***** Zitierter Textauszug *****
Druckerpatronen - die Ratenzahlung für den Drucker

In Zeiten, in denen der Drucker mit Druckerpatrone kaum mehr kostet als die Druckerpatronen selbst, muss man als Verbraucher die Strategie der Hersteller kritisch hinterfragen.

Für mich ist klar erkennbar, dass die Hersteller hier mit dem Verbraucher eine Ratenzahlung vereinbaren. Mit jedem Neukauf der Druckerpatronen wird ein Stück der Hardware mitbezahlt.

Die Hersteller preisen ihre Drucker als Alleskönner an, mit dem man sogar auf Knopfdruck das brillante Farbfoto in Windeseile ausdrucken kann. Selbst die günstigsten Geräte haben hier schon Anschlüsse für die Digitalkamera, um den Verbraucher zu einem schnellen Fotodruck zu animieren.
Sie verschweigen aber, dass dieser Ausdruck ein Vielfaches von dem kostet, was ein Online-Belichter oder das Fotolabor um die Ecke für ein ordentliches Foto verlangen würden.

Die "Geiz ist Geil" - Kampagnen der einschlägigen "blöd" - Märkte animieren jede Woche aufs Neue zum Kauf solcher Billigdrucker.
Mittlerweile werden in den Prospekten Drucker angeboten, die zu einem Preis von um die 50 Euro Erstaunliches bieten, jedoch sind die Verbrauchskosten solcher Drucker dermaßen hoch, dass ein verantwortungsvoller Verbraucher sich nicht traut, auch nur ein einziges Foto mit einem solchen Drucker zu Papier zu bringen.

Die namhaften Hersteller von Druckern bringen neue Modelle in immer kürzeren Abständen auf den Markt, um den Herstellern von kompatiblen Druckerpatronen das Herstellen von Ersatzpatronen zu erschweren.
***** Inhalt der Daten *****
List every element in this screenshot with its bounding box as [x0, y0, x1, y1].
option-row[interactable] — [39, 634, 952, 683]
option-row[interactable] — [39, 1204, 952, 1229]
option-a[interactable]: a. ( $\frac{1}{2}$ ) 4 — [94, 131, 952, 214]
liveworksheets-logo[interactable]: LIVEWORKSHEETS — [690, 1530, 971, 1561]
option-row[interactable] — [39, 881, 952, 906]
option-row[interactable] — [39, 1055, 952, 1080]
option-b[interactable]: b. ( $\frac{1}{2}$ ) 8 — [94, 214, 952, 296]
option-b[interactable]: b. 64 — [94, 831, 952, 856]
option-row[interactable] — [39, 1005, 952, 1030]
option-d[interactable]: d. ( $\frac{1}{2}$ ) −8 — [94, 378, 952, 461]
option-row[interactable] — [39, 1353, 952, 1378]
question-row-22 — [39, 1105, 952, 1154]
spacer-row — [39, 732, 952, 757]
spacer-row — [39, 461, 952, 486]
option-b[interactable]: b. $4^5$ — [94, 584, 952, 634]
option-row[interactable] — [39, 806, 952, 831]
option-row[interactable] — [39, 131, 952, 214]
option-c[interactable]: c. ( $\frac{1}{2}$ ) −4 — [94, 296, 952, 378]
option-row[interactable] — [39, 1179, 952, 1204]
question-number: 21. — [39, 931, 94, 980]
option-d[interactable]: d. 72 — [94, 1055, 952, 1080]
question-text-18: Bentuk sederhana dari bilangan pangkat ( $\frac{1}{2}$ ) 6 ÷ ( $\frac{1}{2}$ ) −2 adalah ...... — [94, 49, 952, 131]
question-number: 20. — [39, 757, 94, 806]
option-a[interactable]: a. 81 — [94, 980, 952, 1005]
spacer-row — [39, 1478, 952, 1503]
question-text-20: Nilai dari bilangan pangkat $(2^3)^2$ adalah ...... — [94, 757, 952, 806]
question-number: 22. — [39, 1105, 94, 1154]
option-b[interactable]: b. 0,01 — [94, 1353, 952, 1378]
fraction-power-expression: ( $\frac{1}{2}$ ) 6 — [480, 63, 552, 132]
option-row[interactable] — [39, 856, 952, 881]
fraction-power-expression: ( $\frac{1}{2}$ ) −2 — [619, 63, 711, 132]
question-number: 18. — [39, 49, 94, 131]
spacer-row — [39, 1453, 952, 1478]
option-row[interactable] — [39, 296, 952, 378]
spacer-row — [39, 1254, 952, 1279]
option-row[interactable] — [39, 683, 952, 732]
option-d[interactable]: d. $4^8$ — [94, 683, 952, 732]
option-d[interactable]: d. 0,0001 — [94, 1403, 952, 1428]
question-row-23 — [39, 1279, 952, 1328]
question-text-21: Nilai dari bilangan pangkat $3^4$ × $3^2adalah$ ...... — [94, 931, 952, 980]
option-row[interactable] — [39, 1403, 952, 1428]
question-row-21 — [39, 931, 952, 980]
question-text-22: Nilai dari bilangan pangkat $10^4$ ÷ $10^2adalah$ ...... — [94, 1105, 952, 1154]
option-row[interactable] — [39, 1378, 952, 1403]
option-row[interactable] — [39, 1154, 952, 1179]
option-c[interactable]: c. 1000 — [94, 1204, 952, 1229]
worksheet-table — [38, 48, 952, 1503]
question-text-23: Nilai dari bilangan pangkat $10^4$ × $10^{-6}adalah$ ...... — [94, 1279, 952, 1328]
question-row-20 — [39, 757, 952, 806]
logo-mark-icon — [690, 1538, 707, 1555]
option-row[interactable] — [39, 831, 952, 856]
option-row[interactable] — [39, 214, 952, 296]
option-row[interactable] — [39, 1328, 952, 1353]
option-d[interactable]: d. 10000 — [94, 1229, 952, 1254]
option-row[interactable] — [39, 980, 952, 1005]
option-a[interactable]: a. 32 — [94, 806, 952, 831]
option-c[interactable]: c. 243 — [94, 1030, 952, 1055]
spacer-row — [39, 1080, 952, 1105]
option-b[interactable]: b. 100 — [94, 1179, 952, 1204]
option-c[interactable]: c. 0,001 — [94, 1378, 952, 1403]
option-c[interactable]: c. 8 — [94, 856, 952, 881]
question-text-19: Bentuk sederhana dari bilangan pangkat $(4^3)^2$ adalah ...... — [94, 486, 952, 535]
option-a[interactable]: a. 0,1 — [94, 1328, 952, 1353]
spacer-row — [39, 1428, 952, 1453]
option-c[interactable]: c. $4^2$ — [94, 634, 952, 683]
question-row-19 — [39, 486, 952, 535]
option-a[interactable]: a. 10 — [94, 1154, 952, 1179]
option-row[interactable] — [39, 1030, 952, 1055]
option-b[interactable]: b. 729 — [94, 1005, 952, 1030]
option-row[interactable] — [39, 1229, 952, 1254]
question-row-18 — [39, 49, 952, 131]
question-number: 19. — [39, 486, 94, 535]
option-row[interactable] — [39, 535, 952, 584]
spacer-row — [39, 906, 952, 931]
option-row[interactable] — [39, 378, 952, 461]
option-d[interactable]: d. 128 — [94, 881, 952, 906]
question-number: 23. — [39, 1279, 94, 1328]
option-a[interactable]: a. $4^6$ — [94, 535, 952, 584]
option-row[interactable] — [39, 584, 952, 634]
*****
Deine Aufgabe –
Aktualisiere bitte im Text über Druckerpatronen den Abschnitt zwischen "Sie verschweigen aber, dass" und "Papier zu bringen.", beide Stellen eingeschlossen. Ersetze darin "Fotolabor" durch "Fotostudio" und gib den ganzen Abschnitt aus. Die Daten braucht man hier nicht.

Ergebnis der Aufgabe –
Sie verschweigen aber, dass dieser Ausdruck ein Vielfaches von dem kostet, was ein Online-Belichter oder das Fotostudio um die Ecke für ein ordentliches Foto verlangen würden.

Die "Geiz ist Geil" - Kampagnen der einschlägigen "blöd" - Märkte animieren jede Woche aufs Neue zum Kauf solcher Billigdrucker.
Mittlerweile werden in den Prospekten Drucker angeboten, die zu einem Preis von um die 50 Euro Erstaunliches bieten, jedoch sind die Verbrauchskosten solcher Drucker dermaßen hoch, dass ein verantwortungsvoller Verbraucher sich nicht traut, auch nur ein einziges Foto mit einem solchen Drucker zu Papier zu bringen.